**VORLIEGENDER TEXT**
==============================

# Mobiler Laptop zur Hobby Bildbearbeitung



## Planetic (6. Januar 2019)

ch habe die wundervolle Aufgabe bekommen für meine Freundin einen neuen Laptop zur Hobbymäßigen Bildbearbeitung zu finden. 
Ich tue mich allerdings sehr schwer die verschiedenen Bildschirmqualitäten zu vergleichen... bei den restlichen bereits erstellten Themen die ich gefunden habe geht es gefühlt mehr um stationäre oder sehr Professionelle Laptops mit natürlich deutlich höherem Budget. 

Ich habe zum Beispiel das Microsoft Surface Go  Microsoft Surface Go 128GB, 8GB RAM, Windows 10 S ab €' '527 (2019) | Preisvergleich Geizhals Deutschland gefunden welches Erstaunlicherweise wohl sogar ein sehr gutes Display besitzen soll... 
Der kleine Speicher wäre glaube ich nicht sooo schlimm, die Fotos würden irgendwann sowieso auf der externen Festplatte landen. Allerdings sind die restlichen Spezifikationen natürlich nicht so der renner... meint Ihr, dass wäre eine gute Alternative?

Ich hätte auch noch das Lenovo Ideapad 320-S  Lenovo Ideapad 320S-14IKBR grau, Core i5-8250U, 8GB RAM, 256GB SSD (81BN009HGE) ab €' '619 (2019) | Preisvergleich Geizhals Deutschland gefunden welches wohl auch ein sehr gutes Display haben soll (für dies Preisklasse) Ich glaube der i5 ist auch vollkommen ausreichend und er Aufpreis zum i7 nicht notwendig. Meint Ihr, die besseren spezifikationen wird man im Alltagsgebrauch stark merken?

Als weiteres steht das Lenovo ThinkPad L380 Yoga Lenovo ThinkPad L380 Yoga silber ab €' '925 (2019) | Preisvergleich Geizhals Deutschland in der engeren Auswahl als Convertable. Display soll ebenfalls noch sehr gut sein.

==============================

**VORLIEGENDE DATEN**
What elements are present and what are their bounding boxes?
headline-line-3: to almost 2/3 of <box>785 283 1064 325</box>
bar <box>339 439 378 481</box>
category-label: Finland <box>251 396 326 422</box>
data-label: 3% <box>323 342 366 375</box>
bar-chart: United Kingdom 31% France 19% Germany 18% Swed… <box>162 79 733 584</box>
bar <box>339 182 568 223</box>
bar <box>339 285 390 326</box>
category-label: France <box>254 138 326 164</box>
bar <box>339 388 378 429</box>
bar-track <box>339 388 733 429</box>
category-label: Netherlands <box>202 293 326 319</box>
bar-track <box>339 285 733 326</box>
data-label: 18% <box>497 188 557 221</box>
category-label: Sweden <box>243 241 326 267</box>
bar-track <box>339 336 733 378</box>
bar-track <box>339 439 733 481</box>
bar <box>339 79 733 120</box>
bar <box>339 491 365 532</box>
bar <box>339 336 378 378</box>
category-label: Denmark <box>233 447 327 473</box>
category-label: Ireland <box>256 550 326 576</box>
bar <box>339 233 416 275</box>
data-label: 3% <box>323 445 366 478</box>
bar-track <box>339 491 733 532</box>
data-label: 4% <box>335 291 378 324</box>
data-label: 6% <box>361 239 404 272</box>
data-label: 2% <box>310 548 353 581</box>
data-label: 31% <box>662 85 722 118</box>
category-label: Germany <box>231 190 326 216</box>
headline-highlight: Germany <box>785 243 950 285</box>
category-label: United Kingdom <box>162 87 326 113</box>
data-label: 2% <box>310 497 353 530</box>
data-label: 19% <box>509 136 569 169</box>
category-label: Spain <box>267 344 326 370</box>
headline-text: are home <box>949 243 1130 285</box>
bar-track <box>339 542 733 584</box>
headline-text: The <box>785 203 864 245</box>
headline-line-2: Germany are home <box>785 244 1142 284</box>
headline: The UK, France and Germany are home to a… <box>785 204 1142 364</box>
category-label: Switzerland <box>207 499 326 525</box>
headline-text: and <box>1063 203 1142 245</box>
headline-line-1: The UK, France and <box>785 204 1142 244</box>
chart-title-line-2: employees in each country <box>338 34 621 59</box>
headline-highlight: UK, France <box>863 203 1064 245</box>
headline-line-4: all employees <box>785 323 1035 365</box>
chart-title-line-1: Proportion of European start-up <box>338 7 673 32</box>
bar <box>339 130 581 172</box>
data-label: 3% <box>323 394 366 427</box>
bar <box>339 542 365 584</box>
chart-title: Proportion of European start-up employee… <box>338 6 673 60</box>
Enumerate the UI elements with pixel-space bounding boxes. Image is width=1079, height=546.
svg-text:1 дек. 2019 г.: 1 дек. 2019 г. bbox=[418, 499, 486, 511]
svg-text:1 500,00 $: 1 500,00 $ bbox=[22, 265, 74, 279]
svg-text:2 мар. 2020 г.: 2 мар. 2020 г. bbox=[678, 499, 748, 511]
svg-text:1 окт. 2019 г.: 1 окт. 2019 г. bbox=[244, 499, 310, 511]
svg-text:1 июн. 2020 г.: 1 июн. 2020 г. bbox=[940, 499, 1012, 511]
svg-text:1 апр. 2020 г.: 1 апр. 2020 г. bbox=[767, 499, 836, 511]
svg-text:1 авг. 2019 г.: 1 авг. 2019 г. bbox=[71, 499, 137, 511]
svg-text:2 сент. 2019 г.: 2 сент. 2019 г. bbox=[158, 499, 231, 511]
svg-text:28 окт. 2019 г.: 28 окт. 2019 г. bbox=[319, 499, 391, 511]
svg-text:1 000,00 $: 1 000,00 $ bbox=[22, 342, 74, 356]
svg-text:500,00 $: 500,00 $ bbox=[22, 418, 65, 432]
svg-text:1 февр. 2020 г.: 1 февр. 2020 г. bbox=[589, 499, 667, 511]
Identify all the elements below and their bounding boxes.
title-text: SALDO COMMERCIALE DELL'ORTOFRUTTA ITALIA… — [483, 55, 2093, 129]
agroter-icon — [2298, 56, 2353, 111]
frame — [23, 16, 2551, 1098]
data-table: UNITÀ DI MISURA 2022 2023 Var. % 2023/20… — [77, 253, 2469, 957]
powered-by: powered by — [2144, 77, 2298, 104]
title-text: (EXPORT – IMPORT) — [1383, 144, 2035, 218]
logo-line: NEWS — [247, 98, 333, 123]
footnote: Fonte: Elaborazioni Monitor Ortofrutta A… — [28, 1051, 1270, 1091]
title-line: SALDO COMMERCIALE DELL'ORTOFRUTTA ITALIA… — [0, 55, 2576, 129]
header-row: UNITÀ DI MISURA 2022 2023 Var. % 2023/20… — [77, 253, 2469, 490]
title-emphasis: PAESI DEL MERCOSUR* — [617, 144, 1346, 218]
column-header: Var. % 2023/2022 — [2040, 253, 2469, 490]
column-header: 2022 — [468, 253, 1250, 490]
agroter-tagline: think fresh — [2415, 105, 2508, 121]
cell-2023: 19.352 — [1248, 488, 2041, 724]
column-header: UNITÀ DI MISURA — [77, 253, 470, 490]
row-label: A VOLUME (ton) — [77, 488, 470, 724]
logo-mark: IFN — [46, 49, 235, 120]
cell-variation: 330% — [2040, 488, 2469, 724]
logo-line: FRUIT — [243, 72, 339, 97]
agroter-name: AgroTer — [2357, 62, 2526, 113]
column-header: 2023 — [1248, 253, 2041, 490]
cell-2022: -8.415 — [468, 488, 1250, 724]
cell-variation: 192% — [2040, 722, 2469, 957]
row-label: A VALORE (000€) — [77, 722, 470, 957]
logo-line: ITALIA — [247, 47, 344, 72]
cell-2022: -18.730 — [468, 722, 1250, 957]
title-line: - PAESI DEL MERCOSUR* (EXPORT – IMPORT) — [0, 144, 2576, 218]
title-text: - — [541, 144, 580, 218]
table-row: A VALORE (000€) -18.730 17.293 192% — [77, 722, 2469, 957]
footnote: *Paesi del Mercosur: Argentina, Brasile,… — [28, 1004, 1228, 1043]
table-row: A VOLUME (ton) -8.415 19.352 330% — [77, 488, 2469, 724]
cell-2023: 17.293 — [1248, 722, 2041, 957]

==============================

**AUFGABEN**
[1] Beantworte zum Forumsbeitrag diese Fragen:
(a) An welchem Datum wurde er verfasst?
(b) Wie viel Arbeitsspeicher hat das dort genannte Microsoft Surface Go?
(c) Wo sollen die Fotos laut Beitrag irgendwann landen?
[2] Nenne alle Laptop-Modelle, die im Forumsbeitrag zur Auswahl stehen.
[3] Gib aus dem Forumsbeitrag wortgetreu den Abschnitt wieder, der mit den Worten „## Planetic (6.“ beginnt und mit „deutlich höherem Budget.“ endet.

**LÖSUNGEN**
[1]
(a) Am 6. Januar 2019.
(b) 8GB RAM.
(c) Auf der externen Festplatte.

[2]
- Microsoft Surface Go
- Lenovo Ideapad 320-S
- Lenovo ThinkPad L380 Yoga

[3]
## Planetic (6. Januar 2019)

ch habe die wundervolle Aufgabe bekommen für meine Freundin einen neuen Laptop zur Hobbymäßigen Bildbearbeitung zu finden. 
Ich tue mich allerdings sehr schwer die verschiedenen Bildschirmqualitäten zu vergleichen... bei den restlichen bereits erstellten Themen die ich gefunden habe geht es gefühlt mehr um stationäre oder sehr Professionelle Laptops mit natürlich deutlich höherem Budget.